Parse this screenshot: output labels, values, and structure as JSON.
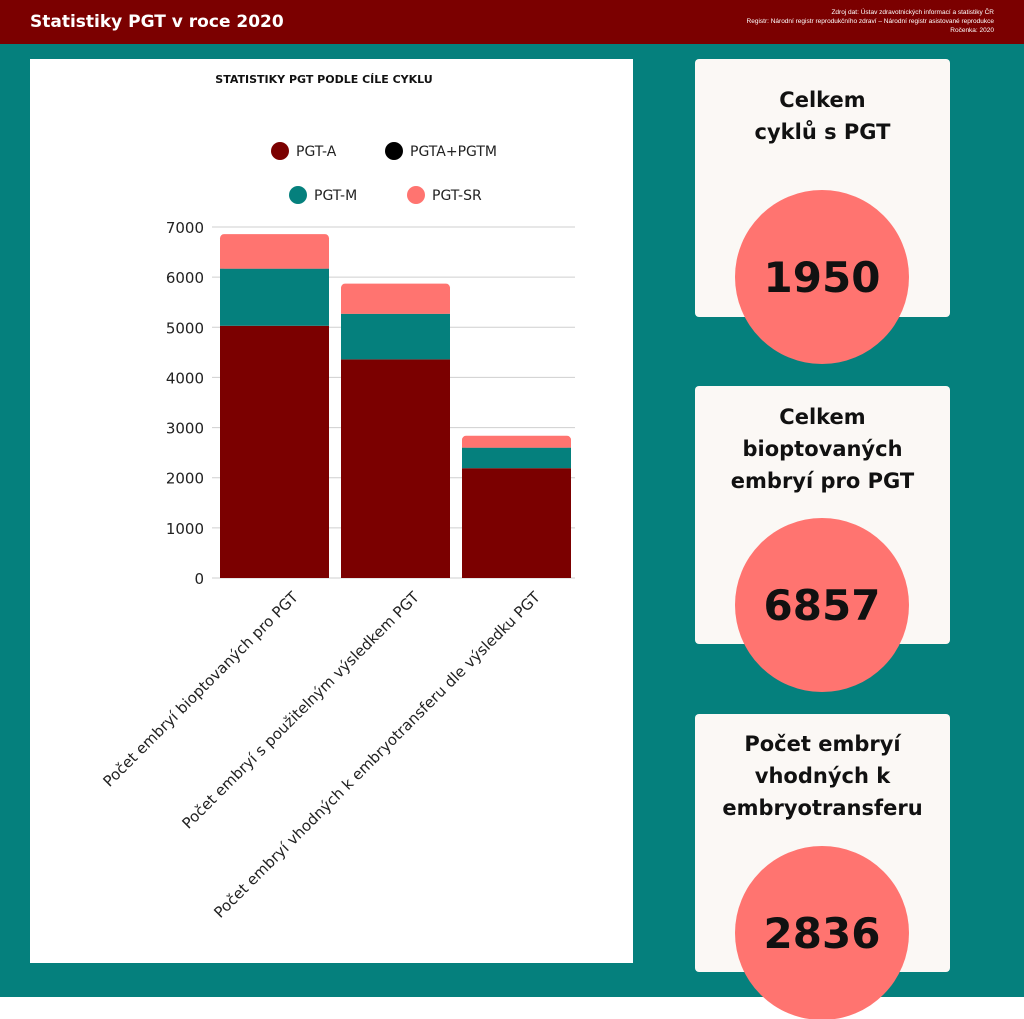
{
  "header": {
    "title": "Statistiky PGT v roce 2020",
    "source_line1": "Zdroj dat: Ústav zdravotnických informací a statistiky ČR",
    "source_line2": "Registr: Národní registr reprodukčního zdraví – Národní registr asistované reprodukce",
    "source_line3": "Ročenka: 2020"
  },
  "colors": {
    "header_bg": "#7b0000",
    "teal": "#05807d",
    "pgt_a": "#7b0000",
    "pgta_pgtm": "#000000",
    "pgt_m": "#05807d",
    "pgt_sr": "#ff7470"
  },
  "chart_data": {
    "type": "bar",
    "stacked": true,
    "title": "STATISTIKY PGT PODLE CÍLE CYKLU",
    "categories": [
      "Počet embryí bioptovaných pro PGT",
      "Počet embryí s použitelným výsledkem PGT",
      "Počet embryí vhodných k embryotransferu dle výsledku PGT"
    ],
    "series": [
      {
        "name": "PGT-A",
        "color": "#7b0000",
        "values": [
          5030,
          4360,
          2190
        ]
      },
      {
        "name": "PGTA+PGTM",
        "color": "#000000",
        "values": [
          0,
          0,
          0
        ]
      },
      {
        "name": "PGT-M",
        "color": "#05807d",
        "values": [
          1140,
          910,
          410
        ]
      },
      {
        "name": "PGT-SR",
        "color": "#ff7470",
        "values": [
          687,
          600,
          236
        ]
      }
    ],
    "ylim": [
      0,
      7000
    ],
    "yticks": [
      "7000",
      "6000",
      "5000",
      "4000",
      "3000",
      "2000",
      "1000",
      "0"
    ],
    "grid": true,
    "legend_position": "top"
  },
  "cards": [
    {
      "label_lines": [
        "Celkem",
        "cyklů s PGT"
      ],
      "value": "1950"
    },
    {
      "label_lines": [
        "Celkem",
        "bioptovaných",
        "embryí pro PGT"
      ],
      "value": "6857"
    },
    {
      "label_lines": [
        "Počet embryí",
        "vhodných k",
        "embryotransferu"
      ],
      "value": "2836"
    }
  ]
}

###

### EXERCISE
Copy the records above exactly. The pictures are not part of the copy.

### TASK OUTPUT
Parse this screenshot: output labels, values, and structure as JSON.
{
  "header": {
    "title": "Statistiky PGT v roce 2020",
    "source_line1": "Zdroj dat: Ústav zdravotnických informací a statistiky ČR",
    "source_line2": "Registr: Národní registr reprodukčního zdraví – Národní registr asistované reprodukce",
    "source_line3": "Ročenka: 2020"
  },
  "colors": {
    "header_bg": "#7b0000",
    "teal": "#05807d",
    "pgt_a": "#7b0000",
    "pgta_pgtm": "#000000",
    "pgt_m": "#05807d",
    "pgt_sr": "#ff7470"
  },
  "chart_data": {
    "type": "bar",
    "stacked": true,
    "title": "STATISTIKY PGT PODLE CÍLE CYKLU",
    "categories": [
      "Počet embryí bioptovaných pro PGT",
      "Počet embryí s použitelným výsledkem PGT",
      "Počet embryí vhodných k embryotransferu dle výsledku PGT"
    ],
    "series": [
      {
        "name": "PGT-A",
        "color": "#7b0000",
        "values": [
          5030,
          4360,
          2190
        ]
      },
      {
        "name": "PGTA+PGTM",
        "color": "#000000",
        "values": [
          0,
          0,
          0
        ]
      },
      {
        "name": "PGT-M",
        "color": "#05807d",
        "values": [
          1140,
          910,
          410
        ]
      },
      {
        "name": "PGT-SR",
        "color": "#ff7470",
        "values": [
          687,
          600,
          236
        ]
      }
    ],
    "ylim": [
      0,
      7000
    ],
    "yticks": [
      "7000",
      "6000",
      "5000",
      "4000",
      "3000",
      "2000",
      "1000",
      "0"
    ],
    "grid": true,
    "legend_position": "top"
  },
  "cards": [
    {
      "label_lines": [
        "Celkem",
        "cyklů s PGT"
      ],
      "value": "1950"
    },
    {
      "label_lines": [
        "Celkem",
        "bioptovaných",
        "embryí pro PGT"
      ],
      "value": "6857"
    },
    {
      "label_lines": [
        "Počet embryí",
        "vhodných k",
        "embryotransferu"
      ],
      "value": "2836"
    }
  ]
}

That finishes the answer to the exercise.